= Supplied records =
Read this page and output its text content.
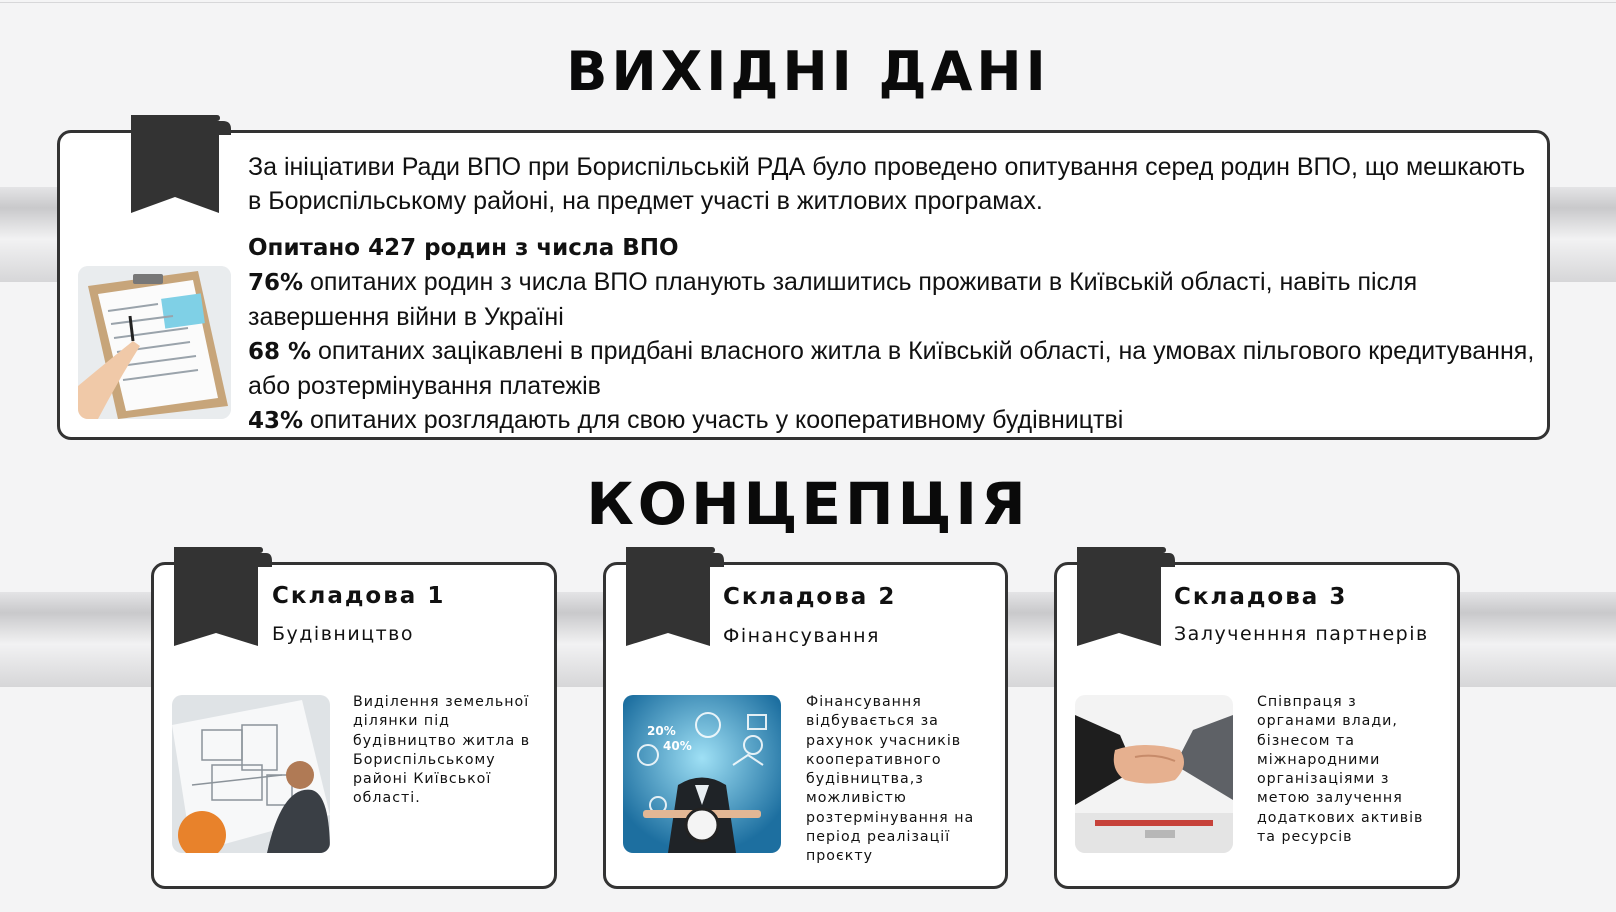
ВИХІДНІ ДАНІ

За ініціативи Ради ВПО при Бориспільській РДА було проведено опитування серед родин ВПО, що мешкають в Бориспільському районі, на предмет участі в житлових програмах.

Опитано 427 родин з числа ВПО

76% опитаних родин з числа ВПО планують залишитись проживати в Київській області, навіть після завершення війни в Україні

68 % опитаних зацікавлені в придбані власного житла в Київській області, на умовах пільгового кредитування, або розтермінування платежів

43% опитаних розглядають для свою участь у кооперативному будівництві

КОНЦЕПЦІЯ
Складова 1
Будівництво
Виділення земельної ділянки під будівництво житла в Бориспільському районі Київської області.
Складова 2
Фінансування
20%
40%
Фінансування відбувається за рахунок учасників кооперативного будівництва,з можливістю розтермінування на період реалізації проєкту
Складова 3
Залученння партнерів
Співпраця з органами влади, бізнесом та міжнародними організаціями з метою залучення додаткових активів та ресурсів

= Given problem =
Which lines contain "Київській"? Show each of them.

= Correct output =
76% опитаних родин з числа ВПО планують залишитись проживати в Київській області, навіть після завершення війни в Україні
68 % опитаних зацікавлені в придбані власного житла в Київській області, на умовах пільгового кредитування, або розтермінування платежів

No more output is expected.